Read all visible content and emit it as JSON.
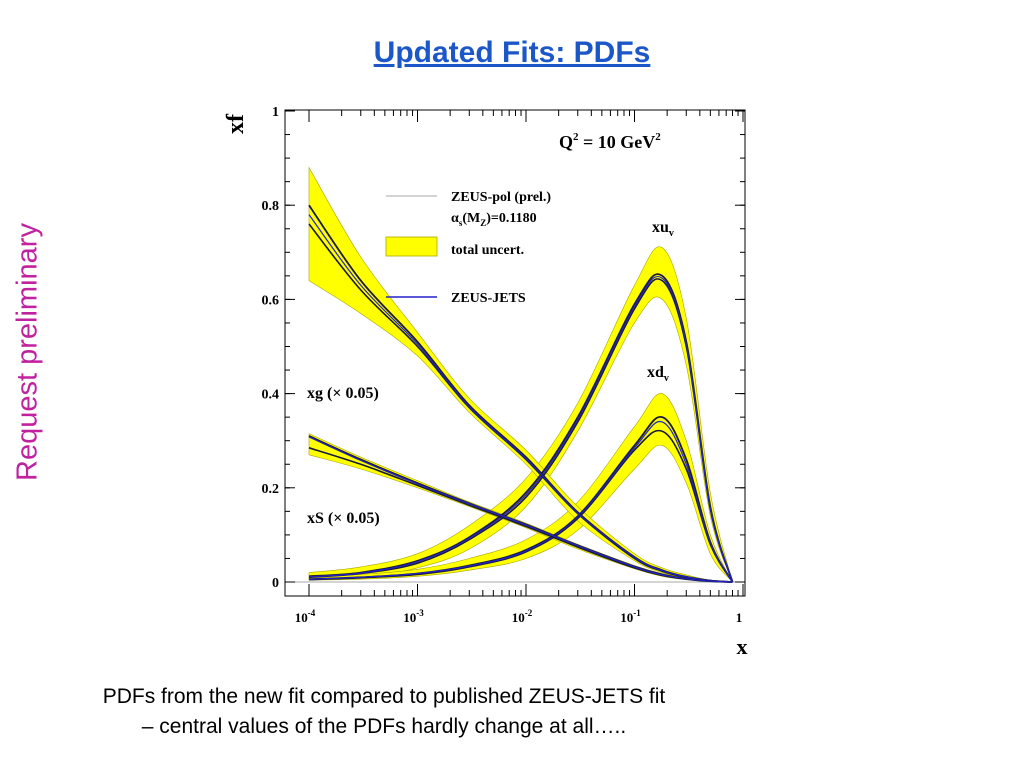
{
  "slide": {
    "title": "Updated Fits: PDFs",
    "side_note": "Request preliminary",
    "caption_line1": "PDFs from the new fit compared to published ZEUS-JETS fit",
    "caption_line2": "– central values of the PDFs hardly change at all…..",
    "title_color": "#1c57c9",
    "side_note_color": "#c0219e"
  },
  "chart_data": {
    "type": "line",
    "xscale": "log",
    "xlim": [
      0.0001,
      1
    ],
    "ylim": [
      0,
      1
    ],
    "xlabel": "x",
    "ylabel": "xf",
    "annotation": {
      "q": "Q",
      "q_exp": "2",
      "rest": " = 10 GeV",
      "unit_exp": "2"
    },
    "x_ticks": [
      {
        "value": 0.0001,
        "base": "10",
        "exp": "-4"
      },
      {
        "value": 0.001,
        "base": "10",
        "exp": "-3"
      },
      {
        "value": 0.01,
        "base": "10",
        "exp": "-2"
      },
      {
        "value": 0.1,
        "base": "10",
        "exp": "-1"
      },
      {
        "value": 1,
        "base": "1",
        "exp": ""
      }
    ],
    "y_ticks": [
      {
        "value": 0,
        "label": "0"
      },
      {
        "value": 0.2,
        "label": "0.2"
      },
      {
        "value": 0.4,
        "label": "0.4"
      },
      {
        "value": 0.6,
        "label": "0.6"
      },
      {
        "value": 0.8,
        "label": "0.8"
      },
      {
        "value": 1,
        "label": "1"
      }
    ],
    "legend": {
      "pol": "ZEUS-pol (prel.)",
      "alpha_s": {
        "alpha": "α",
        "s": "s",
        "open": "(M",
        "z": "Z",
        "rest": ")=0.1180"
      },
      "band": "total uncert.",
      "jets": "ZEUS-JETS"
    },
    "curve_labels": [
      {
        "id": "xuv",
        "main": "xu",
        "sub": "v"
      },
      {
        "id": "xdv",
        "main": "xd",
        "sub": "v"
      },
      {
        "id": "xg",
        "main": "xg (× 0.05)"
      },
      {
        "id": "xs",
        "main": "xS (× 0.05)"
      }
    ],
    "colors": {
      "band": "#ffff00",
      "band_edge": "#a8a800",
      "pol": "#1a1a3a",
      "jets": "#2222cc",
      "pol_legend_line": "#bbbbbb"
    },
    "x": [
      0.0001,
      0.0003,
      0.001,
      0.003,
      0.01,
      0.03,
      0.1,
      0.18,
      0.3,
      0.5,
      0.8
    ],
    "series": [
      {
        "id": "xuv",
        "band_upper": [
          0.02,
          0.032,
          0.06,
          0.12,
          0.22,
          0.38,
          0.63,
          0.71,
          0.56,
          0.19,
          0.0
        ],
        "band_lower": [
          0.005,
          0.01,
          0.03,
          0.07,
          0.16,
          0.32,
          0.55,
          0.6,
          0.46,
          0.14,
          0.0
        ],
        "pol": [
          0.012,
          0.02,
          0.045,
          0.095,
          0.19,
          0.35,
          0.59,
          0.65,
          0.51,
          0.16,
          0.0
        ],
        "pol_alt": [
          0.01,
          0.018,
          0.04,
          0.09,
          0.18,
          0.34,
          0.58,
          0.64,
          0.5,
          0.155,
          0.0
        ],
        "jets": [
          0.011,
          0.019,
          0.043,
          0.093,
          0.185,
          0.345,
          0.585,
          0.645,
          0.505,
          0.158,
          0.0
        ]
      },
      {
        "id": "xdv",
        "band_upper": [
          0.01,
          0.016,
          0.027,
          0.05,
          0.09,
          0.17,
          0.33,
          0.4,
          0.3,
          0.1,
          0.0
        ],
        "band_lower": [
          0.004,
          0.006,
          0.012,
          0.025,
          0.05,
          0.11,
          0.24,
          0.29,
          0.21,
          0.06,
          0.0
        ],
        "pol": [
          0.006,
          0.01,
          0.018,
          0.035,
          0.068,
          0.14,
          0.29,
          0.35,
          0.26,
          0.085,
          0.0
        ],
        "pol_alt": [
          0.005,
          0.009,
          0.016,
          0.032,
          0.064,
          0.135,
          0.28,
          0.32,
          0.24,
          0.08,
          0.0
        ],
        "jets": [
          0.006,
          0.01,
          0.018,
          0.034,
          0.066,
          0.138,
          0.285,
          0.34,
          0.25,
          0.083,
          0.0
        ]
      },
      {
        "id": "xg",
        "band_upper": [
          0.88,
          0.69,
          0.53,
          0.39,
          0.28,
          0.16,
          0.06,
          0.03,
          0.015,
          0.004,
          0.0
        ],
        "band_lower": [
          0.64,
          0.57,
          0.48,
          0.36,
          0.25,
          0.13,
          0.045,
          0.02,
          0.008,
          0.002,
          0.0
        ],
        "pol": [
          0.8,
          0.64,
          0.51,
          0.375,
          0.265,
          0.148,
          0.053,
          0.025,
          0.011,
          0.003,
          0.0
        ],
        "pol_alt": [
          0.76,
          0.62,
          0.5,
          0.37,
          0.26,
          0.145,
          0.05,
          0.023,
          0.01,
          0.003,
          0.0
        ],
        "jets": [
          0.78,
          0.63,
          0.505,
          0.372,
          0.262,
          0.146,
          0.052,
          0.024,
          0.011,
          0.003,
          0.0
        ]
      },
      {
        "id": "xs",
        "band_upper": [
          0.315,
          0.265,
          0.215,
          0.17,
          0.125,
          0.08,
          0.035,
          0.018,
          0.008,
          0.002,
          0.0
        ],
        "band_lower": [
          0.27,
          0.24,
          0.2,
          0.16,
          0.115,
          0.07,
          0.028,
          0.012,
          0.005,
          0.001,
          0.0
        ],
        "pol": [
          0.31,
          0.26,
          0.21,
          0.167,
          0.122,
          0.078,
          0.033,
          0.016,
          0.007,
          0.002,
          0.0
        ],
        "pol_alt": [
          0.285,
          0.25,
          0.205,
          0.163,
          0.118,
          0.074,
          0.03,
          0.014,
          0.006,
          0.0015,
          0.0
        ],
        "jets": [
          0.308,
          0.258,
          0.208,
          0.166,
          0.121,
          0.077,
          0.032,
          0.015,
          0.007,
          0.002,
          0.0
        ]
      }
    ]
  }
}
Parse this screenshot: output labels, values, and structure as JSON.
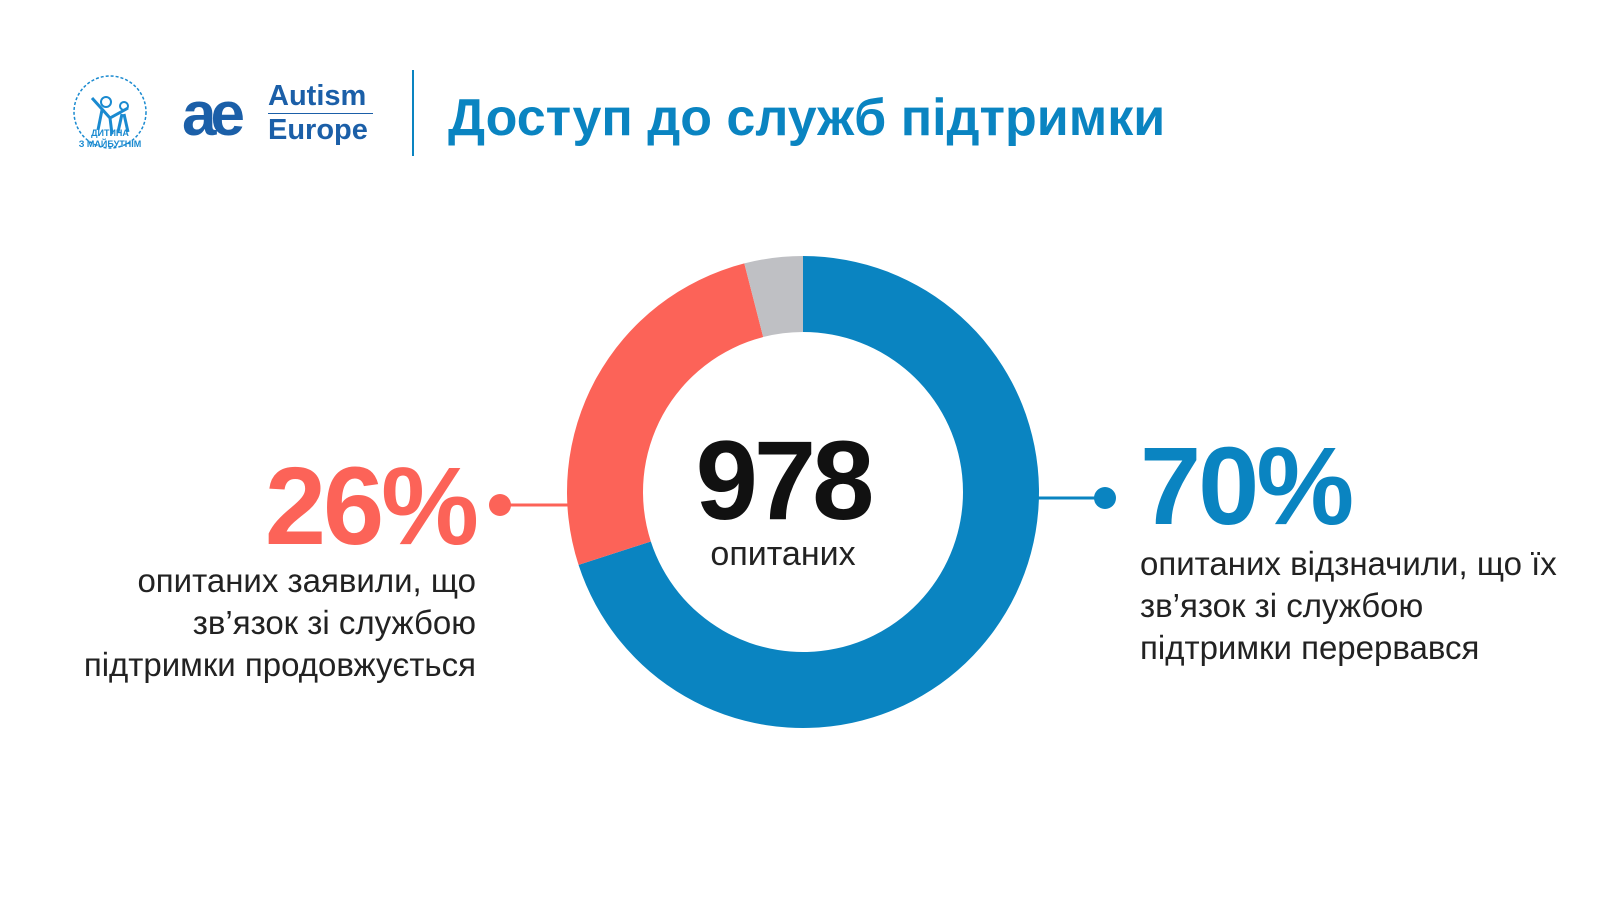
{
  "header": {
    "title": "Доступ до служб підтримки",
    "logo_org_line1": "ДИТИНА",
    "logo_org_line2": "З МАЙБУТНІМ",
    "logo_org_arc": "МІЖНАРОДНА ГРОМАДСЬКА ОРГАНІЗАЦІЯ",
    "logo_ae_mark": "ae",
    "logo_ae_line1": "Autism",
    "logo_ae_line2": "Europe"
  },
  "chart_data": {
    "type": "pie",
    "title": "Доступ до служб підтримки",
    "center_value": "978",
    "center_label": "опитаних",
    "slices": [
      {
        "name": "connection broken",
        "value": 70,
        "label": "70%",
        "description": "опитаних відзначили, що їх зв’язок зі службою підтримки перервався",
        "color": "#0a84c1"
      },
      {
        "name": "connection continues",
        "value": 26,
        "label": "26%",
        "description": "опитаних заявили, що зв’язок зі службою підтримки продовжується",
        "color": "#fc6358"
      },
      {
        "name": "other",
        "value": 4,
        "label": "",
        "description": "",
        "color": "#bfc0c4"
      }
    ]
  }
}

========================

* [What to do]: Retype everything in the material word for word, minus pictures.

* [Task solution]:
Read all visible content and emit it as JSON.
{
  "slide": {
    "title": "Updated Fits: PDFs",
    "side_note": "Request preliminary",
    "caption_line1": "PDFs from the new fit compared to published ZEUS-JETS fit",
    "caption_line2": "– central values of the PDFs hardly change at all…..",
    "title_color": "#1c57c9",
    "side_note_color": "#c0219e"
  },
  "chart_data": {
    "type": "line",
    "xscale": "log",
    "xlim": [
      0.0001,
      1
    ],
    "ylim": [
      0,
      1
    ],
    "xlabel": "x",
    "ylabel": "xf",
    "annotation": {
      "q": "Q",
      "q_exp": "2",
      "rest": " = 10 GeV",
      "unit_exp": "2"
    },
    "x_ticks": [
      {
        "value": 0.0001,
        "base": "10",
        "exp": "-4"
      },
      {
        "value": 0.001,
        "base": "10",
        "exp": "-3"
      },
      {
        "value": 0.01,
        "base": "10",
        "exp": "-2"
      },
      {
        "value": 0.1,
        "base": "10",
        "exp": "-1"
      },
      {
        "value": 1,
        "base": "1",
        "exp": ""
      }
    ],
    "y_ticks": [
      {
        "value": 0,
        "label": "0"
      },
      {
        "value": 0.2,
        "label": "0.2"
      },
      {
        "value": 0.4,
        "label": "0.4"
      },
      {
        "value": 0.6,
        "label": "0.6"
      },
      {
        "value": 0.8,
        "label": "0.8"
      },
      {
        "value": 1,
        "label": "1"
      }
    ],
    "legend": {
      "pol": "ZEUS-pol (prel.)",
      "alpha_s": {
        "alpha": "α",
        "s": "s",
        "open": "(M",
        "z": "Z",
        "rest": ")=0.1180"
      },
      "band": "total uncert.",
      "jets": "ZEUS-JETS"
    },
    "curve_labels": [
      {
        "id": "xuv",
        "main": "xu",
        "sub": "v"
      },
      {
        "id": "xdv",
        "main": "xd",
        "sub": "v"
      },
      {
        "id": "xg",
        "main": "xg (× 0.05)"
      },
      {
        "id": "xs",
        "main": "xS (× 0.05)"
      }
    ],
    "colors": {
      "band": "#ffff00",
      "band_edge": "#a8a800",
      "pol": "#1a1a3a",
      "jets": "#2222cc",
      "pol_legend_line": "#bbbbbb"
    },
    "x": [
      0.0001,
      0.0003,
      0.001,
      0.003,
      0.01,
      0.03,
      0.1,
      0.18,
      0.3,
      0.5,
      0.8
    ],
    "series": [
      {
        "id": "xuv",
        "band_upper": [
          0.02,
          0.032,
          0.06,
          0.12,
          0.22,
          0.38,
          0.63,
          0.71,
          0.56,
          0.19,
          0.0
        ],
        "band_lower": [
          0.005,
          0.01,
          0.03,
          0.07,
          0.16,
          0.32,
          0.55,
          0.6,
          0.46,
          0.14,
          0.0
        ],
        "pol": [
          0.012,
          0.02,
          0.045,
          0.095,
          0.19,
          0.35,
          0.59,
          0.65,
          0.51,
          0.16,
          0.0
        ],
        "pol_alt": [
          0.01,
          0.018,
          0.04,
          0.09,
          0.18,
          0.34,
          0.58,
          0.64,
          0.5,
          0.155,
          0.0
        ],
        "jets": [
          0.011,
          0.019,
          0.043,
          0.093,
          0.185,
          0.345,
          0.585,
          0.645,
          0.505,
          0.158,
          0.0
        ]
      },
      {
        "id": "xdv",
        "band_upper": [
          0.01,
          0.016,
          0.027,
          0.05,
          0.09,
          0.17,
          0.33,
          0.4,
          0.3,
          0.1,
          0.0
        ],
        "band_lower": [
          0.004,
          0.006,
          0.012,
          0.025,
          0.05,
          0.11,
          0.24,
          0.29,
          0.21,
          0.06,
          0.0
        ],
        "pol": [
          0.006,
          0.01,
          0.018,
          0.035,
          0.068,
          0.14,
          0.29,
          0.35,
          0.26,
          0.085,
          0.0
        ],
        "pol_alt": [
          0.005,
          0.009,
          0.016,
          0.032,
          0.064,
          0.135,
          0.28,
          0.32,
          0.24,
          0.08,
          0.0
        ],
        "jets": [
          0.006,
          0.01,
          0.018,
          0.034,
          0.066,
          0.138,
          0.285,
          0.34,
          0.25,
          0.083,
          0.0
        ]
      },
      {
        "id": "xg",
        "band_upper": [
          0.88,
          0.69,
          0.53,
          0.39,
          0.28,
          0.16,
          0.06,
          0.03,
          0.015,
          0.004,
          0.0
        ],
        "band_lower": [
          0.64,
          0.57,
          0.48,
          0.36,
          0.25,
          0.13,
          0.045,
          0.02,
          0.008,
          0.002,
          0.0
        ],
        "pol": [
          0.8,
          0.64,
          0.51,
          0.375,
          0.265,
          0.148,
          0.053,
          0.025,
          0.011,
          0.003,
          0.0
        ],
        "pol_alt": [
          0.76,
          0.62,
          0.5,
          0.37,
          0.26,
          0.145,
          0.05,
          0.023,
          0.01,
          0.003,
          0.0
        ],
        "jets": [
          0.78,
          0.63,
          0.505,
          0.372,
          0.262,
          0.146,
          0.052,
          0.024,
          0.011,
          0.003,
          0.0
        ]
      },
      {
        "id": "xs",
        "band_upper": [
          0.315,
          0.265,
          0.215,
          0.17,
          0.125,
          0.08,
          0.035,
          0.018,
          0.008,
          0.002,
          0.0
        ],
        "band_lower": [
          0.27,
          0.24,
          0.2,
          0.16,
          0.115,
          0.07,
          0.028,
          0.012,
          0.005,
          0.001,
          0.0
        ],
        "pol": [
          0.31,
          0.26,
          0.21,
          0.167,
          0.122,
          0.078,
          0.033,
          0.016,
          0.007,
          0.002,
          0.0
        ],
        "pol_alt": [
          0.285,
          0.25,
          0.205,
          0.163,
          0.118,
          0.074,
          0.03,
          0.014,
          0.006,
          0.0015,
          0.0
        ],
        "jets": [
          0.308,
          0.258,
          0.208,
          0.166,
          0.121,
          0.077,
          0.032,
          0.015,
          0.007,
          0.002,
          0.0
        ]
      }
    ]
  }
}
Parse this screenshot: output labels, values, and structure as JSON.
{
  "header": {
    "title": "Доступ до служб підтримки",
    "logo_org_line1": "ДИТИНА",
    "logo_org_line2": "З МАЙБУТНІМ",
    "logo_org_arc": "МІЖНАРОДНА ГРОМАДСЬКА ОРГАНІЗАЦІЯ",
    "logo_ae_mark": "ae",
    "logo_ae_line1": "Autism",
    "logo_ae_line2": "Europe"
  },
  "chart_data": {
    "type": "pie",
    "title": "Доступ до служб підтримки",
    "center_value": "978",
    "center_label": "опитаних",
    "slices": [
      {
        "name": "connection broken",
        "value": 70,
        "label": "70%",
        "description": "опитаних відзначили, що їх зв’язок зі службою підтримки перервався",
        "color": "#0a84c1"
      },
      {
        "name": "connection continues",
        "value": 26,
        "label": "26%",
        "description": "опитаних заявили, що зв’язок зі службою підтримки продовжується",
        "color": "#fc6358"
      },
      {
        "name": "other",
        "value": 4,
        "label": "",
        "description": "",
        "color": "#bfc0c4"
      }
    ]
  }
}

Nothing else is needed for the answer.